*Problem*: In the entries that follow, locate the line with "Read all visible", then restate that line and all later lines exactly as they appear, leaving pictures out.

*Stored records*:

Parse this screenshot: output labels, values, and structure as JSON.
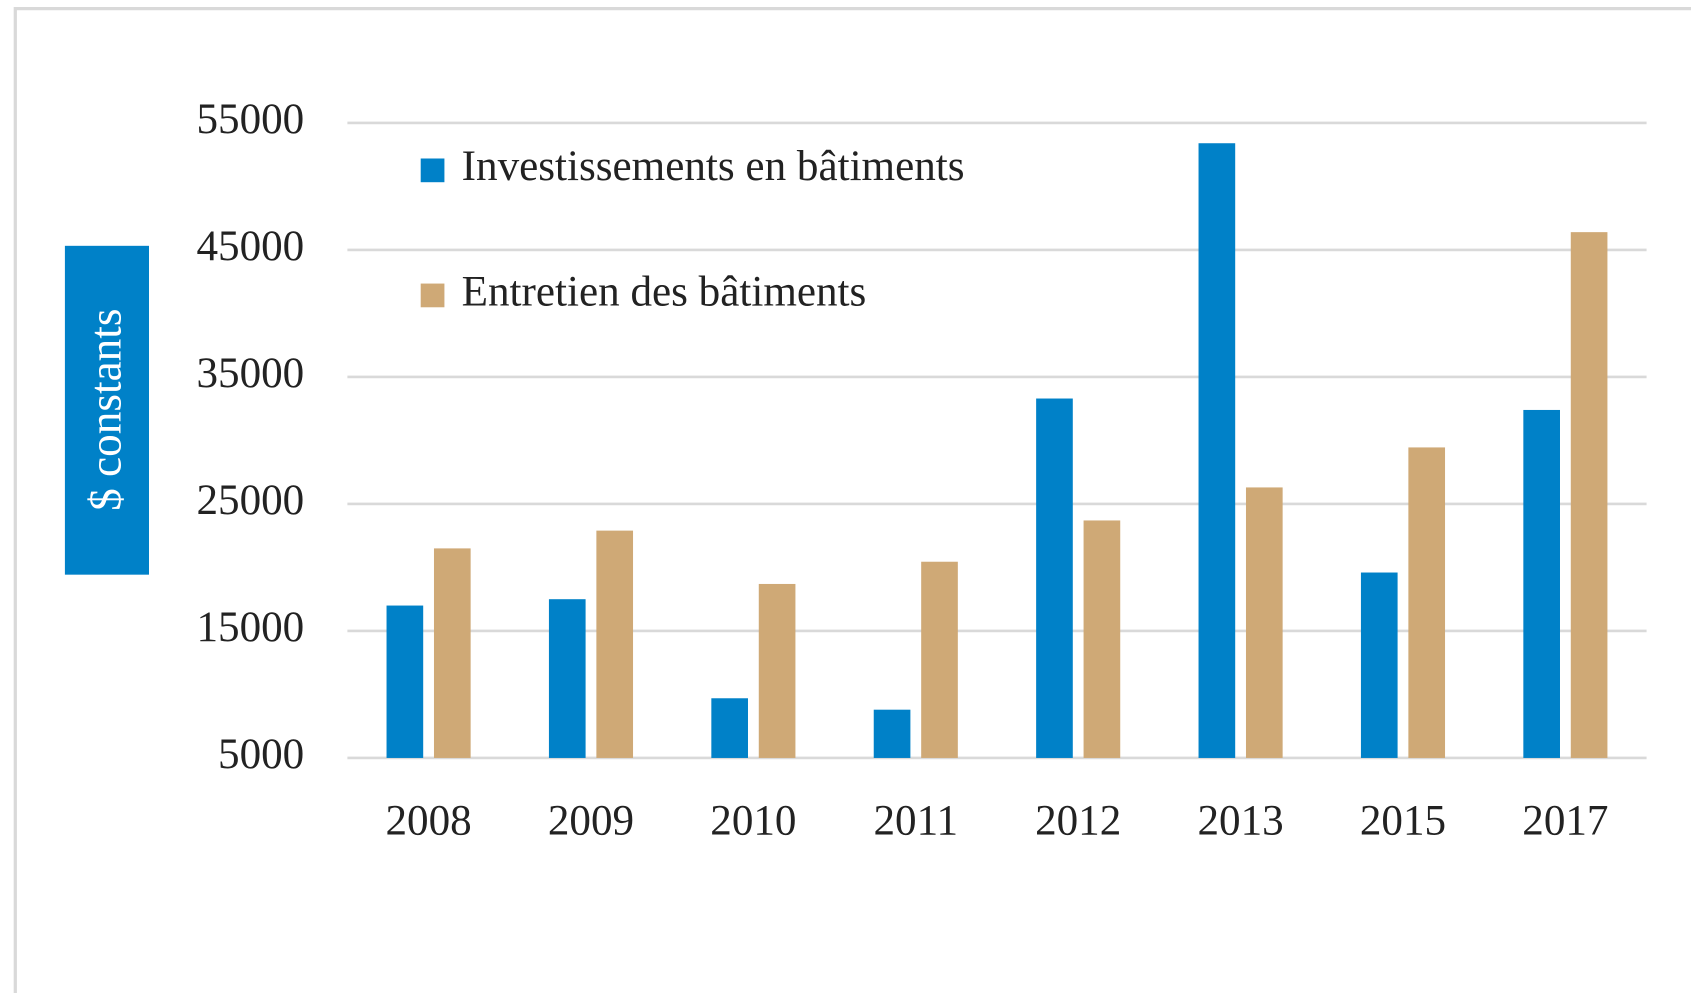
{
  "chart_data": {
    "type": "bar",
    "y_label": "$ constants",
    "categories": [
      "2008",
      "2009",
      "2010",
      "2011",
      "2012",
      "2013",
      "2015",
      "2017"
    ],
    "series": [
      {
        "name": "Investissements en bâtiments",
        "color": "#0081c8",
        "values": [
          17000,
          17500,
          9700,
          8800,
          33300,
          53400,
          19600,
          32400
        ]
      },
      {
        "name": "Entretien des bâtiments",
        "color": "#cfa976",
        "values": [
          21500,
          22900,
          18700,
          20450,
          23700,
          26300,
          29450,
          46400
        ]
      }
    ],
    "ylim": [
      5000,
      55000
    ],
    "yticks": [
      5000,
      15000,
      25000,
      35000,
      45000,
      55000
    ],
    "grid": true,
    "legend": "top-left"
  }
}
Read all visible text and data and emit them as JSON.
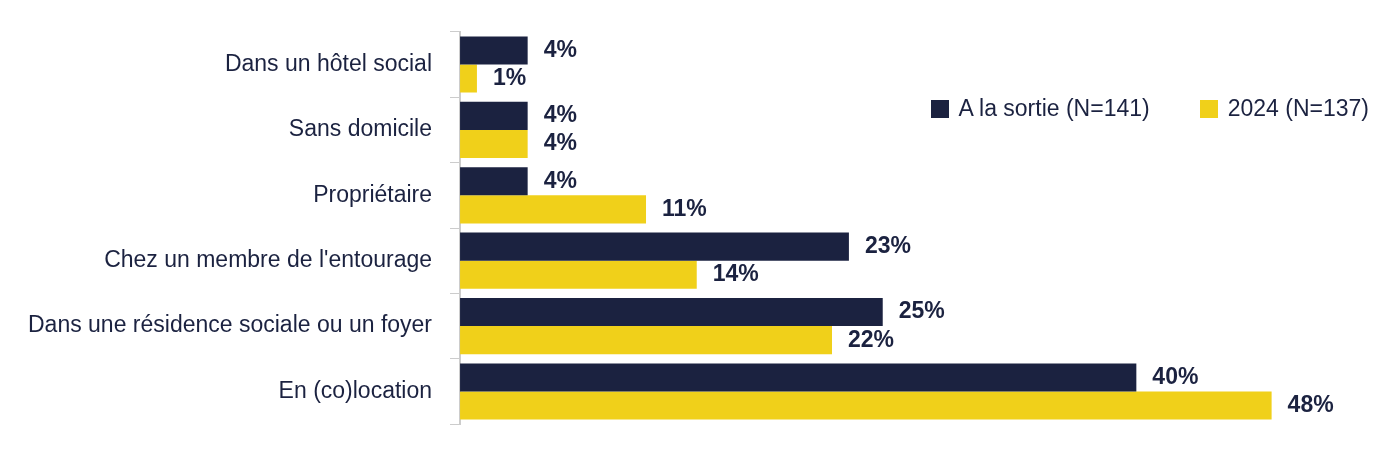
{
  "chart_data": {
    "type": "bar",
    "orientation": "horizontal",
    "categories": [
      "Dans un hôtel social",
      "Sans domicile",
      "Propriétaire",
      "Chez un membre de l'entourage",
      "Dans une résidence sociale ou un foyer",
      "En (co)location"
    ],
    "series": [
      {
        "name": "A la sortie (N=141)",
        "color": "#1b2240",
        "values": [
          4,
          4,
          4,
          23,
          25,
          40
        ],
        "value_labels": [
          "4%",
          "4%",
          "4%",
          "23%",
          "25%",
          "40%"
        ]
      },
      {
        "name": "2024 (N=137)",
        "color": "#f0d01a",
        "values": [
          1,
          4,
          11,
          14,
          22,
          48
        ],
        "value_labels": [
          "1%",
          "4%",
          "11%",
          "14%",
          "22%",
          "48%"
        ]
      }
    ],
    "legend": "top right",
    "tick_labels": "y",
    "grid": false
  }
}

*Complete answer*:
Read all visible text and data and emit them as JSON.
{
  "chart_data": {
    "type": "bar",
    "orientation": "horizontal",
    "categories": [
      "Dans un hôtel social",
      "Sans domicile",
      "Propriétaire",
      "Chez un membre de l'entourage",
      "Dans une résidence sociale ou un foyer",
      "En (co)location"
    ],
    "series": [
      {
        "name": "A la sortie (N=141)",
        "color": "#1b2240",
        "values": [
          4,
          4,
          4,
          23,
          25,
          40
        ],
        "value_labels": [
          "4%",
          "4%",
          "4%",
          "23%",
          "25%",
          "40%"
        ]
      },
      {
        "name": "2024 (N=137)",
        "color": "#f0d01a",
        "values": [
          1,
          4,
          11,
          14,
          22,
          48
        ],
        "value_labels": [
          "1%",
          "4%",
          "11%",
          "14%",
          "22%",
          "48%"
        ]
      }
    ],
    "legend": "top right",
    "tick_labels": "y",
    "grid": false
  }
}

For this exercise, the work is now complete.